[Coordinate annotation records]
·····
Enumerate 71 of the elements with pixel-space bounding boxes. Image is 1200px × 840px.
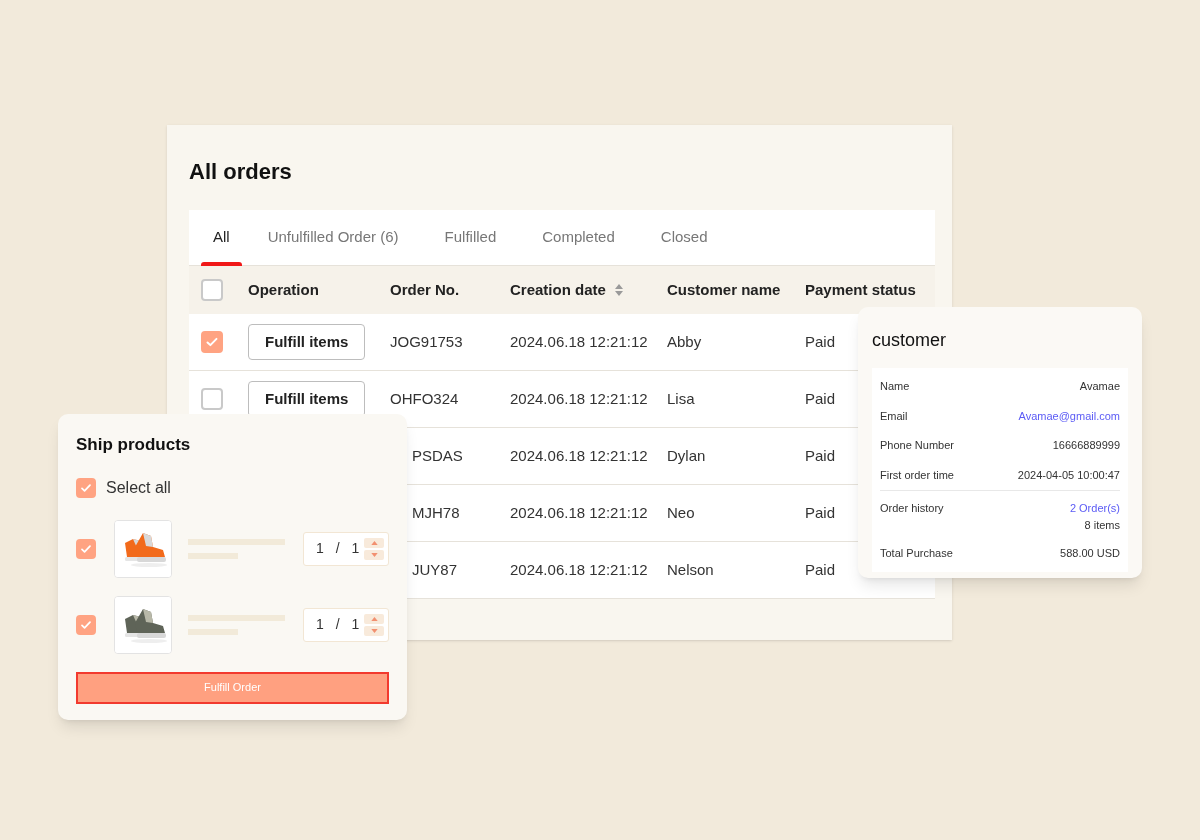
payment-status: Paid [805, 388, 836, 409]
payment-status: Paid [805, 502, 836, 523]
field-label: Phone Number [880, 438, 954, 453]
field-link[interactable]: Avamae@gmail.com [1018, 407, 1120, 424]
field-value: 588.00 USD [1060, 546, 1120, 561]
tab[interactable]: Unfulfilled Order (6) [255, 210, 411, 265]
field-label: Order history [880, 501, 944, 516]
customer-name: Nelson [667, 559, 714, 580]
creation-date: 2024.06.18 12:21:12 [510, 388, 648, 409]
fulfill-items-button[interactable]: Fulfill items [248, 381, 366, 417]
tab[interactable]: Closed [648, 210, 720, 265]
column-header: Operation [248, 279, 319, 300]
tab[interactable]: Fulfilled [432, 210, 509, 265]
checkbox[interactable] [76, 538, 96, 559]
creation-date: 2024.06.18 12:21:12 [510, 559, 648, 580]
customer-name: Dylan [667, 445, 706, 466]
creation-date: 2024.06.18 12:21:12 [510, 445, 648, 466]
column-header: Order No. [390, 279, 460, 300]
caret-up-icon [370, 540, 378, 545]
creation-date: 2024.06.18 12:21:12 [510, 331, 648, 352]
field-label: First order time [880, 467, 954, 483]
checkbox[interactable] [76, 477, 96, 498]
order-number: JOG91753 [390, 331, 463, 352]
field-note: 8 items [1084, 517, 1120, 533]
quantity-stepper[interactable]: 1 / 1 [303, 531, 389, 566]
field-label: Total Purchase [880, 546, 953, 561]
checkbox[interactable] [201, 331, 223, 353]
column-header: Creation date [510, 279, 606, 300]
panel-title: customer [872, 329, 947, 352]
field-value: 2024-04-05 10:00:47 [1017, 467, 1120, 483]
field-value: Avamae [1079, 379, 1120, 394]
column-header: Customer name [667, 279, 781, 300]
field-label: Email [880, 408, 908, 424]
column-header: Payment status [805, 279, 916, 300]
customer-name: Neo [667, 502, 695, 523]
increase-button[interactable] [364, 613, 384, 624]
order-number: JUY87 [412, 559, 458, 580]
payment-status: Paid [805, 331, 836, 352]
caret-down-icon [370, 628, 378, 633]
checkbox[interactable] [76, 614, 96, 635]
caret-down-icon [370, 552, 378, 557]
quantity-value: 1 / 1 [316, 615, 361, 634]
decrease-button[interactable] [364, 625, 384, 636]
quantity-stepper[interactable]: 1 / 1 [303, 607, 389, 642]
placeholder-bar [188, 552, 238, 559]
order-number: PSDAS [412, 445, 463, 466]
placeholder-bar [188, 628, 238, 635]
checkbox-label: Select all [106, 477, 171, 498]
quantity-value: 1 / 1 [316, 539, 361, 558]
checkbox[interactable] [201, 279, 223, 301]
customer-name: Abby [667, 331, 702, 352]
order-number: MJH78 [412, 502, 460, 523]
field-value: 16666889999 [1052, 438, 1120, 453]
field-label: Name [880, 379, 910, 394]
panel-title: Ship products [76, 434, 191, 456]
payment-status: Paid [805, 559, 836, 580]
decrease-button[interactable] [364, 549, 384, 560]
creation-date: 2024.06.18 12:21:12 [510, 502, 648, 523]
order-number: OHFO324 [390, 388, 459, 409]
tab[interactable]: Completed [530, 210, 627, 265]
tab[interactable]: All [201, 210, 242, 265]
field-link[interactable]: 2 Order(s) [1069, 500, 1120, 517]
increase-button[interactable] [364, 537, 384, 548]
customer-name: Lisa [667, 388, 695, 409]
active-tab-indicator [201, 262, 242, 266]
sort-icon[interactable] [613, 283, 624, 297]
page-title: All orders [189, 158, 292, 186]
fulfill-items-button[interactable]: Fulfill items [248, 324, 366, 360]
checkbox[interactable] [201, 388, 223, 410]
caret-up-icon [370, 616, 378, 621]
payment-status: Paid [805, 445, 836, 466]
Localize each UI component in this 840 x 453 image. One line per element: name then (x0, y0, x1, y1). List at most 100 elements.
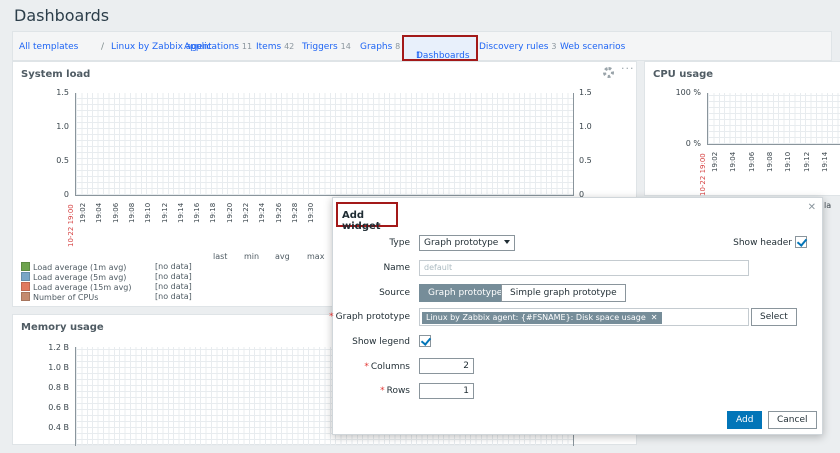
x-axis-tick-label: 19:12 (160, 202, 169, 223)
remove-chip-icon[interactable]: ✕ (651, 313, 658, 322)
tab-count: 14 (340, 42, 351, 51)
rows-input[interactable]: 1 (419, 383, 474, 399)
columns-input[interactable]: 2 (419, 358, 474, 374)
cancel-button[interactable]: Cancel (768, 411, 817, 429)
y-axis-label: 1.0 (56, 122, 69, 131)
breadcrumb-separator: / (101, 42, 105, 52)
type-select-value: Graph prototype (424, 238, 499, 248)
legend-swatch (21, 262, 30, 271)
tab-dashboards[interactable]: Dashboards 1 (402, 35, 478, 61)
y-axis-right-label: 1.5 (579, 88, 592, 97)
name-input[interactable]: default (419, 260, 749, 276)
source-label: Source (379, 288, 410, 298)
add-widget-dialog: ✕ Add widget Type Graph prototype Show h… (329, 197, 823, 435)
template-navbar: All templates / Linux by Zabbix agent Ap… (12, 31, 832, 61)
x-axis-tick-label: 19:20 (225, 202, 234, 223)
tab-discovery-rules[interactable]: Discovery rules 3 (479, 42, 556, 52)
x-axis-tick-label: 19:12 (802, 151, 811, 172)
graph-prototype-chip: Linux by Zabbix agent: {#FSNAME}: Disk s… (422, 312, 662, 324)
x-axis-start-label: 10-22 19:00 (67, 204, 75, 247)
add-button[interactable]: Add (727, 411, 763, 429)
x-axis-tick-label: 19:06 (111, 202, 120, 223)
tab-label: Items (256, 42, 282, 52)
y-axis-label: 1.5 (56, 88, 69, 97)
tab-label: Discovery rules (479, 42, 549, 52)
chevron-down-icon (504, 240, 511, 244)
x-axis-tick-label: 19:22 (242, 202, 250, 223)
tab-count: 1 (416, 51, 422, 60)
tab-label: Triggers (302, 42, 338, 52)
x-axis-tick-label: 19:04 (95, 202, 104, 223)
tab-applications[interactable]: Applications 11 (184, 42, 252, 52)
legend-item: Load average (15m avg) [no data] (21, 282, 192, 292)
legend-header-min: min (244, 252, 260, 261)
required-mark: * (380, 386, 385, 396)
legend-value: [no data] (155, 282, 192, 291)
tab-label: Graphs (360, 42, 393, 52)
legend-label: Number of CPUs (33, 293, 99, 302)
type-label: Type (389, 238, 410, 248)
x-axis-tick-label: 19:28 (290, 202, 299, 223)
type-select[interactable]: Graph prototype (419, 235, 516, 251)
breadcrumb-all-templates[interactable]: All templates (19, 42, 78, 52)
show-header-label: Show header (733, 238, 792, 248)
tab-graphs[interactable]: Graphs 8 (360, 42, 400, 52)
system-load-plot (75, 93, 574, 196)
legend-item: Load average (5m avg) [no data] (21, 272, 192, 282)
tab-count: 8 (395, 42, 401, 51)
page-title: Dashboards (14, 6, 110, 25)
dialog-title-box: Add widget (336, 202, 398, 232)
rows-label-text: Rows (386, 386, 410, 396)
required-mark: * (329, 312, 334, 322)
dialog-title: Add widget (342, 210, 381, 232)
graph-prototype-label-text: Graph prototype (335, 312, 410, 322)
legend-value: [no data] (155, 262, 192, 271)
legend-header-max: max (307, 252, 325, 261)
x-axis-tick-label: 19:26 (274, 202, 283, 223)
legend-swatch (21, 272, 30, 281)
legend-value: [no data] (155, 292, 192, 301)
legend-value: [no data] (155, 272, 192, 281)
widget-title: Memory usage (21, 322, 104, 333)
x-axis-start-label: 10-22 19:00 (699, 153, 707, 196)
x-axis-tick-label: 19:10 (784, 151, 793, 172)
show-legend-checkbox[interactable] (419, 335, 431, 347)
x-axis-tick-label: 19:24 (258, 202, 267, 223)
tab-triggers[interactable]: Triggers 14 (302, 42, 351, 52)
y-axis-label: 0.8 B (48, 383, 69, 392)
tab-items[interactable]: Items 42 (256, 42, 294, 52)
legend-swatch (21, 282, 30, 291)
tab-count: 42 (284, 42, 295, 51)
x-axis-tick-label: 19:04 (729, 151, 738, 172)
y-axis-label: 1.2 B (48, 343, 69, 352)
columns-label: * Columns (364, 362, 410, 372)
source-graph-prototype-button[interactable]: Graph prototype (419, 284, 512, 302)
y-axis-right-label: 0.5 (579, 156, 592, 165)
x-axis-tick-label: 19:06 (747, 151, 756, 172)
legend-header-avg: avg (275, 252, 290, 261)
y-axis-label: 0.5 (56, 156, 69, 165)
name-label: Name (383, 263, 410, 273)
y-axis-label: 0 % (685, 139, 701, 148)
x-axis-tick-label: 19:30 (307, 202, 316, 223)
widget-title: System load (21, 69, 91, 80)
gear-icon[interactable] (603, 67, 614, 78)
chip-label: Linux by Zabbix agent: {#FSNAME}: Disk s… (426, 313, 646, 322)
close-icon[interactable]: ✕ (808, 202, 816, 213)
x-axis-tick-label: 19:14 (820, 151, 829, 172)
y-axis-label: 0.6 B (48, 403, 69, 412)
show-header-checkbox[interactable] (795, 236, 807, 248)
y-axis-label: 0 (63, 190, 69, 199)
tab-count: 3 (551, 42, 557, 51)
required-mark: * (364, 362, 369, 372)
x-axis-tick-label: 19:14 (176, 202, 185, 223)
tab-web-scenarios[interactable]: Web scenarios (560, 42, 625, 52)
graph-prototype-label: * Graph prototype (329, 312, 410, 322)
rows-label: * Rows (380, 386, 410, 396)
more-options-icon[interactable]: ··· (621, 62, 635, 75)
source-simple-graph-prototype-button[interactable]: Simple graph prototype (501, 284, 626, 302)
tab-label: Applications (184, 42, 239, 52)
legend-label: Load average (1m avg) (33, 263, 127, 272)
show-legend-label: Show legend (352, 337, 410, 347)
select-button[interactable]: Select (751, 308, 797, 326)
·····
* EXERCISE TASK *
Please count the rows above that contain the string "elements", and give only the number.

* EXERCISE OUTPUT *
2